Task details
Write out the whole listing again, exactly as given.

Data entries
= = = = = = =
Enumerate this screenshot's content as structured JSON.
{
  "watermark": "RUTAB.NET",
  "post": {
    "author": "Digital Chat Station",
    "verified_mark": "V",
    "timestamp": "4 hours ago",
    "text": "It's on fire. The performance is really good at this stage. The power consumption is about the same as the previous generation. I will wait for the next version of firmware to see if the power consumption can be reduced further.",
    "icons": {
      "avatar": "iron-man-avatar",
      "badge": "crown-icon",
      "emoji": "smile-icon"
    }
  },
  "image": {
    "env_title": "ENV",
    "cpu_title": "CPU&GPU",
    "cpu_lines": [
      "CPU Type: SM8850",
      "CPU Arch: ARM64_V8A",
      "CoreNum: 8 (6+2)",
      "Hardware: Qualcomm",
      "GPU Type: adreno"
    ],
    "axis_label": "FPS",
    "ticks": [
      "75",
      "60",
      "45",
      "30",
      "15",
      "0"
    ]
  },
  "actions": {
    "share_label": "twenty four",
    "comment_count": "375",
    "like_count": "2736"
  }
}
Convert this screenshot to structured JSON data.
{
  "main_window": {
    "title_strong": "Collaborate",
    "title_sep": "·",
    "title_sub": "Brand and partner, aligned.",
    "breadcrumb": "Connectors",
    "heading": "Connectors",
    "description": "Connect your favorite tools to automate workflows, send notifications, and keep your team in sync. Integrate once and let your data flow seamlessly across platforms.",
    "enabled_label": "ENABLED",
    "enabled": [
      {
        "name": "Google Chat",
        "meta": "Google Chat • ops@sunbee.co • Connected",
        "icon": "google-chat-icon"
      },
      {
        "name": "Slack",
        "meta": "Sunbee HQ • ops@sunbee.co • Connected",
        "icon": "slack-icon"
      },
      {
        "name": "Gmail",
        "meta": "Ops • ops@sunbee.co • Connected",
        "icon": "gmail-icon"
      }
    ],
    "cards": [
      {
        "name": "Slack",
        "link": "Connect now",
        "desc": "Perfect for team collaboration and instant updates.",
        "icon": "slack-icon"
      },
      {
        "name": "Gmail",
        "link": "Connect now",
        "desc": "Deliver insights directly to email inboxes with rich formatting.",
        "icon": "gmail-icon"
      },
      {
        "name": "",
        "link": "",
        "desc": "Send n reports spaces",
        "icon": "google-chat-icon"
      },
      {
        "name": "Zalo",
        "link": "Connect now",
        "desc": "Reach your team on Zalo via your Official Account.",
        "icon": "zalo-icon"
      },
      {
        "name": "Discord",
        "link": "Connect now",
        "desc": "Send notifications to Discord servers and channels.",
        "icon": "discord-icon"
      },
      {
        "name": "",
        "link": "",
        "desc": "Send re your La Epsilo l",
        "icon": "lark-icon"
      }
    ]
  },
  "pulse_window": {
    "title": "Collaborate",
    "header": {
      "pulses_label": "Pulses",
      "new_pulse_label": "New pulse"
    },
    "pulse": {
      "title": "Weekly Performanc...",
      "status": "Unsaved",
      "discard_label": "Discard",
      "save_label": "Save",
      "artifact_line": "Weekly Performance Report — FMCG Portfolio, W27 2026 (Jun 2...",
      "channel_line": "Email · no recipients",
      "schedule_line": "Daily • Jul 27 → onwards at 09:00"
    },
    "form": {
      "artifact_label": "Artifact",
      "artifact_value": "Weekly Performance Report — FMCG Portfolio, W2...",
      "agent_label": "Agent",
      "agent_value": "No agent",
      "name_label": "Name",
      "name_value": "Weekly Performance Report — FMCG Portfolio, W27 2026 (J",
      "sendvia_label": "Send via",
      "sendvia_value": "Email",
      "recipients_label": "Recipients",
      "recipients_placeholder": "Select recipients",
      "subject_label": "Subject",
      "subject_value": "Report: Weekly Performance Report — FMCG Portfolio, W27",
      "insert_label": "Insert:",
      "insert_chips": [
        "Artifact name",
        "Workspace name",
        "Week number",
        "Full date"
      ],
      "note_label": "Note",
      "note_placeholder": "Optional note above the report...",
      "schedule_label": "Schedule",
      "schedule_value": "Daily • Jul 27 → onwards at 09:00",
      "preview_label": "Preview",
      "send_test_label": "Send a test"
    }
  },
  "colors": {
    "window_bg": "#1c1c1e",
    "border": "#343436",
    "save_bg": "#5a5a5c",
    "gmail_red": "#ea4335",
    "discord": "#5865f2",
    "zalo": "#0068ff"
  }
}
= = = = = = =
Response
Enumerate this screenshot's content as structured JSON.
{
  "watermark": "RUTAB.NET",
  "post": {
    "author": "Digital Chat Station",
    "verified_mark": "V",
    "timestamp": "4 hours ago",
    "text": "It's on fire. The performance is really good at this stage. The power consumption is about the same as the previous generation. I will wait for the next version of firmware to see if the power consumption can be reduced further.",
    "icons": {
      "avatar": "iron-man-avatar",
      "badge": "crown-icon",
      "emoji": "smile-icon"
    }
  },
  "image": {
    "env_title": "ENV",
    "cpu_title": "CPU&GPU",
    "cpu_lines": [
      "CPU Type: SM8850",
      "CPU Arch: ARM64_V8A",
      "CoreNum: 8 (6+2)",
      "Hardware: Qualcomm",
      "GPU Type: adreno"
    ],
    "axis_label": "FPS",
    "ticks": [
      "75",
      "60",
      "45",
      "30",
      "15",
      "0"
    ]
  },
  "actions": {
    "share_label": "twenty four",
    "comment_count": "375",
    "like_count": "2736"
  }
}
Convert this screenshot to structured JSON data.
{
  "main_window": {
    "title_strong": "Collaborate",
    "title_sep": "·",
    "title_sub": "Brand and partner, aligned.",
    "breadcrumb": "Connectors",
    "heading": "Connectors",
    "description": "Connect your favorite tools to automate workflows, send notifications, and keep your team in sync. Integrate once and let your data flow seamlessly across platforms.",
    "enabled_label": "ENABLED",
    "enabled": [
      {
        "name": "Google Chat",
        "meta": "Google Chat • ops@sunbee.co • Connected",
        "icon": "google-chat-icon"
      },
      {
        "name": "Slack",
        "meta": "Sunbee HQ • ops@sunbee.co • Connected",
        "icon": "slack-icon"
      },
      {
        "name": "Gmail",
        "meta": "Ops • ops@sunbee.co • Connected",
        "icon": "gmail-icon"
      }
    ],
    "cards": [
      {
        "name": "Slack",
        "link": "Connect now",
        "desc": "Perfect for team collaboration and instant updates.",
        "icon": "slack-icon"
      },
      {
        "name": "Gmail",
        "link": "Connect now",
        "desc": "Deliver insights directly to email inboxes with rich formatting.",
        "icon": "gmail-icon"
      },
      {
        "name": "",
        "link": "",
        "desc": "Send n reports spaces",
        "icon": "google-chat-icon"
      },
      {
        "name": "Zalo",
        "link": "Connect now",
        "desc": "Reach your team on Zalo via your Official Account.",
        "icon": "zalo-icon"
      },
      {
        "name": "Discord",
        "link": "Connect now",
        "desc": "Send notifications to Discord servers and channels.",
        "icon": "discord-icon"
      },
      {
        "name": "",
        "link": "",
        "desc": "Send re your La Epsilo l",
        "icon": "lark-icon"
      }
    ]
  },
  "pulse_window": {
    "title": "Collaborate",
    "header": {
      "pulses_label": "Pulses",
      "new_pulse_label": "New pulse"
    },
    "pulse": {
      "title": "Weekly Performanc...",
      "status": "Unsaved",
      "discard_label": "Discard",
      "save_label": "Save",
      "artifact_line": "Weekly Performance Report — FMCG Portfolio, W27 2026 (Jun 2...",
      "channel_line": "Email · no recipients",
      "schedule_line": "Daily • Jul 27 → onwards at 09:00"
    },
    "form": {
      "artifact_label": "Artifact",
      "artifact_value": "Weekly Performance Report — FMCG Portfolio, W2...",
      "agent_label": "Agent",
      "agent_value": "No agent",
      "name_label": "Name",
      "name_value": "Weekly Performance Report — FMCG Portfolio, W27 2026 (J",
      "sendvia_label": "Send via",
      "sendvia_value": "Email",
      "recipients_label": "Recipients",
      "recipients_placeholder": "Select recipients",
      "subject_label": "Subject",
      "subject_value": "Report: Weekly Performance Report — FMCG Portfolio, W27",
      "insert_label": "Insert:",
      "insert_chips": [
        "Artifact name",
        "Workspace name",
        "Week number",
        "Full date"
      ],
      "note_label": "Note",
      "note_placeholder": "Optional note above the report...",
      "schedule_label": "Schedule",
      "schedule_value": "Daily • Jul 27 → onwards at 09:00",
      "preview_label": "Preview",
      "send_test_label": "Send a test"
    }
  },
  "colors": {
    "window_bg": "#1c1c1e",
    "border": "#343436",
    "save_bg": "#5a5a5c",
    "gmail_red": "#ea4335",
    "discord": "#5865f2",
    "zalo": "#0068ff"
  }
}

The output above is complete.